— start —
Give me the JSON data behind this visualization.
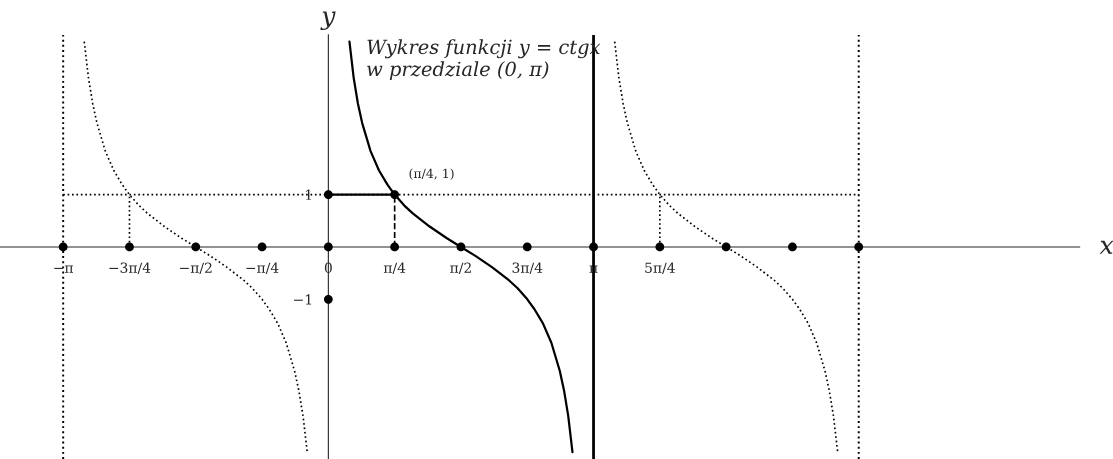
{
  "chart_data": {
    "type": "line",
    "title": "Wykres funkcji y = ctgx\nw przedziale (0, π)",
    "xlabel": "x",
    "ylabel": "y",
    "xlim": [
      -3.89,
      8.9
    ],
    "ylim": [
      -4.05,
      4.05
    ],
    "xticks": [
      {
        "value": -3.1416,
        "label": "−π"
      },
      {
        "value": -2.3562,
        "label": "−3π/4"
      },
      {
        "value": -1.5708,
        "label": "−π/2"
      },
      {
        "value": -0.7854,
        "label": "−π/4"
      },
      {
        "value": 0,
        "label": "0"
      },
      {
        "value": 0.7854,
        "label": "π/4"
      },
      {
        "value": 1.5708,
        "label": "π/2"
      },
      {
        "value": 2.3562,
        "label": "3π/4"
      },
      {
        "value": 3.1416,
        "label": "π"
      },
      {
        "value": 3.927,
        "label": "5π/4"
      }
    ],
    "yticks": [
      {
        "value": 1,
        "label": "1"
      },
      {
        "value": -1,
        "label": "−1"
      }
    ],
    "grid": false,
    "legend": false,
    "series": [
      {
        "type": "line",
        "color": "#000000",
        "line_style": "solid",
        "x": [
          0.25,
          0.3,
          0.35,
          0.4,
          0.5,
          0.6,
          0.7,
          0.785,
          0.9,
          1.0,
          1.2,
          1.4,
          1.5708,
          1.742,
          1.942,
          2.142,
          2.242,
          2.357,
          2.442,
          2.542,
          2.642,
          2.742,
          2.792,
          2.842,
          2.892
        ],
        "values": [
          3.92,
          3.23,
          2.74,
          2.37,
          1.83,
          1.46,
          1.19,
          1.0,
          0.79,
          0.64,
          0.39,
          0.17,
          0,
          -0.17,
          -0.39,
          -0.64,
          -0.79,
          -1.0,
          -1.19,
          -1.46,
          -1.83,
          -2.37,
          -2.74,
          -3.23,
          -3.92
        ]
      },
      {
        "type": "line",
        "color": "#000000",
        "line_style": "dotted",
        "x": [
          -2.892,
          -2.842,
          -2.792,
          -2.742,
          -2.642,
          -2.542,
          -2.442,
          -2.357,
          -2.242,
          -2.142,
          -1.942,
          -1.742,
          -1.5708,
          -1.4,
          -1.2,
          -1.0,
          -0.9,
          -0.785,
          -0.7,
          -0.6,
          -0.5,
          -0.4,
          -0.35,
          -0.3,
          -0.25
        ],
        "values": [
          3.92,
          3.23,
          2.74,
          2.37,
          1.83,
          1.46,
          1.19,
          1.0,
          0.79,
          0.64,
          0.39,
          0.17,
          0,
          -0.17,
          -0.39,
          -0.64,
          -0.79,
          -1.0,
          -1.19,
          -1.46,
          -1.83,
          -2.37,
          -2.74,
          -3.23,
          -3.92
        ]
      },
      {
        "type": "line",
        "color": "#000000",
        "line_style": "dotted",
        "x": [
          3.392,
          3.442,
          3.492,
          3.542,
          3.642,
          3.742,
          3.842,
          3.927,
          4.042,
          4.142,
          4.342,
          4.542,
          4.7124,
          4.884,
          5.084,
          5.284,
          5.384,
          5.498,
          5.584,
          5.684,
          5.784,
          5.884,
          5.934,
          5.984,
          6.034
        ],
        "values": [
          3.92,
          3.23,
          2.74,
          2.37,
          1.83,
          1.46,
          1.19,
          1.0,
          0.79,
          0.64,
          0.39,
          0.17,
          0,
          -0.17,
          -0.39,
          -0.64,
          -0.79,
          -1.0,
          -1.19,
          -1.46,
          -1.83,
          -2.37,
          -2.74,
          -3.23,
          -3.92
        ]
      },
      {
        "type": "line",
        "color": "#000000",
        "line_style": "dotted",
        "x": [
          -3.1416,
          6.2832
        ],
        "values": [
          1,
          1
        ]
      },
      {
        "type": "line",
        "color": "#000000",
        "line_style": "dotted",
        "x": [
          -2.3562,
          -2.3562
        ],
        "values": [
          0,
          1
        ]
      },
      {
        "type": "line",
        "color": "#000000",
        "line_style": "dashed",
        "x": [
          0.7854,
          0.7854
        ],
        "values": [
          0,
          1
        ]
      },
      {
        "type": "line",
        "color": "#000000",
        "line_style": "dotted",
        "x": [
          3.927,
          3.927
        ],
        "values": [
          0,
          1
        ]
      },
      {
        "type": "line",
        "color": "#000000",
        "line_style": "solid",
        "x": [
          0,
          0.7854
        ],
        "values": [
          1,
          1
        ]
      },
      {
        "type": "scatter",
        "color": "#000000",
        "marker": "circle",
        "x": [
          -3.1416,
          -2.3562,
          -1.5708,
          -0.7854,
          0,
          0.7854,
          1.5708,
          2.3562,
          3.1416,
          3.927,
          4.7124,
          5.4978,
          6.2832,
          0,
          0,
          0.7854
        ],
        "values": [
          0,
          0,
          0,
          0,
          0,
          0,
          0,
          0,
          0,
          0,
          0,
          0,
          0,
          1,
          -1,
          1
        ]
      }
    ],
    "ref_lines": [
      {
        "axis": "x",
        "value": -3.1416,
        "line_style": "dotted",
        "color": "#000000"
      },
      {
        "axis": "x",
        "value": 3.1416,
        "line_style": "solid",
        "color": "#000000"
      },
      {
        "axis": "x",
        "value": 6.2832,
        "line_style": "dotted",
        "color": "#000000"
      }
    ],
    "annotations": [
      {
        "text": "(π/4, 1)",
        "x": 0.7854,
        "y": 1
      }
    ]
  }
}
— end —
Exercise directions
Write out every record above exactly as it stands, but leave out the pictures.

The completed task
Give me the JSON data behind this visualization.
{
  "chart_data": {
    "type": "line",
    "title": "Wykres funkcji y = ctgx\nw przedziale (0, π)",
    "xlabel": "x",
    "ylabel": "y",
    "xlim": [
      -3.89,
      8.9
    ],
    "ylim": [
      -4.05,
      4.05
    ],
    "xticks": [
      {
        "value": -3.1416,
        "label": "−π"
      },
      {
        "value": -2.3562,
        "label": "−3π/4"
      },
      {
        "value": -1.5708,
        "label": "−π/2"
      },
      {
        "value": -0.7854,
        "label": "−π/4"
      },
      {
        "value": 0,
        "label": "0"
      },
      {
        "value": 0.7854,
        "label": "π/4"
      },
      {
        "value": 1.5708,
        "label": "π/2"
      },
      {
        "value": 2.3562,
        "label": "3π/4"
      },
      {
        "value": 3.1416,
        "label": "π"
      },
      {
        "value": 3.927,
        "label": "5π/4"
      }
    ],
    "yticks": [
      {
        "value": 1,
        "label": "1"
      },
      {
        "value": -1,
        "label": "−1"
      }
    ],
    "grid": false,
    "legend": false,
    "series": [
      {
        "type": "line",
        "color": "#000000",
        "line_style": "solid",
        "x": [
          0.25,
          0.3,
          0.35,
          0.4,
          0.5,
          0.6,
          0.7,
          0.785,
          0.9,
          1.0,
          1.2,
          1.4,
          1.5708,
          1.742,
          1.942,
          2.142,
          2.242,
          2.357,
          2.442,
          2.542,
          2.642,
          2.742,
          2.792,
          2.842,
          2.892
        ],
        "values": [
          3.92,
          3.23,
          2.74,
          2.37,
          1.83,
          1.46,
          1.19,
          1.0,
          0.79,
          0.64,
          0.39,
          0.17,
          0,
          -0.17,
          -0.39,
          -0.64,
          -0.79,
          -1.0,
          -1.19,
          -1.46,
          -1.83,
          -2.37,
          -2.74,
          -3.23,
          -3.92
        ]
      },
      {
        "type": "line",
        "color": "#000000",
        "line_style": "dotted",
        "x": [
          -2.892,
          -2.842,
          -2.792,
          -2.742,
          -2.642,
          -2.542,
          -2.442,
          -2.357,
          -2.242,
          -2.142,
          -1.942,
          -1.742,
          -1.5708,
          -1.4,
          -1.2,
          -1.0,
          -0.9,
          -0.785,
          -0.7,
          -0.6,
          -0.5,
          -0.4,
          -0.35,
          -0.3,
          -0.25
        ],
        "values": [
          3.92,
          3.23,
          2.74,
          2.37,
          1.83,
          1.46,
          1.19,
          1.0,
          0.79,
          0.64,
          0.39,
          0.17,
          0,
          -0.17,
          -0.39,
          -0.64,
          -0.79,
          -1.0,
          -1.19,
          -1.46,
          -1.83,
          -2.37,
          -2.74,
          -3.23,
          -3.92
        ]
      },
      {
        "type": "line",
        "color": "#000000",
        "line_style": "dotted",
        "x": [
          3.392,
          3.442,
          3.492,
          3.542,
          3.642,
          3.742,
          3.842,
          3.927,
          4.042,
          4.142,
          4.342,
          4.542,
          4.7124,
          4.884,
          5.084,
          5.284,
          5.384,
          5.498,
          5.584,
          5.684,
          5.784,
          5.884,
          5.934,
          5.984,
          6.034
        ],
        "values": [
          3.92,
          3.23,
          2.74,
          2.37,
          1.83,
          1.46,
          1.19,
          1.0,
          0.79,
          0.64,
          0.39,
          0.17,
          0,
          -0.17,
          -0.39,
          -0.64,
          -0.79,
          -1.0,
          -1.19,
          -1.46,
          -1.83,
          -2.37,
          -2.74,
          -3.23,
          -3.92
        ]
      },
      {
        "type": "line",
        "color": "#000000",
        "line_style": "dotted",
        "x": [
          -3.1416,
          6.2832
        ],
        "values": [
          1,
          1
        ]
      },
      {
        "type": "line",
        "color": "#000000",
        "line_style": "dotted",
        "x": [
          -2.3562,
          -2.3562
        ],
        "values": [
          0,
          1
        ]
      },
      {
        "type": "line",
        "color": "#000000",
        "line_style": "dashed",
        "x": [
          0.7854,
          0.7854
        ],
        "values": [
          0,
          1
        ]
      },
      {
        "type": "line",
        "color": "#000000",
        "line_style": "dotted",
        "x": [
          3.927,
          3.927
        ],
        "values": [
          0,
          1
        ]
      },
      {
        "type": "line",
        "color": "#000000",
        "line_style": "solid",
        "x": [
          0,
          0.7854
        ],
        "values": [
          1,
          1
        ]
      },
      {
        "type": "scatter",
        "color": "#000000",
        "marker": "circle",
        "x": [
          -3.1416,
          -2.3562,
          -1.5708,
          -0.7854,
          0,
          0.7854,
          1.5708,
          2.3562,
          3.1416,
          3.927,
          4.7124,
          5.4978,
          6.2832,
          0,
          0,
          0.7854
        ],
        "values": [
          0,
          0,
          0,
          0,
          0,
          0,
          0,
          0,
          0,
          0,
          0,
          0,
          0,
          1,
          -1,
          1
        ]
      }
    ],
    "ref_lines": [
      {
        "axis": "x",
        "value": -3.1416,
        "line_style": "dotted",
        "color": "#000000"
      },
      {
        "axis": "x",
        "value": 3.1416,
        "line_style": "solid",
        "color": "#000000"
      },
      {
        "axis": "x",
        "value": 6.2832,
        "line_style": "dotted",
        "color": "#000000"
      }
    ],
    "annotations": [
      {
        "text": "(π/4, 1)",
        "x": 0.7854,
        "y": 1
      }
    ]
  }
}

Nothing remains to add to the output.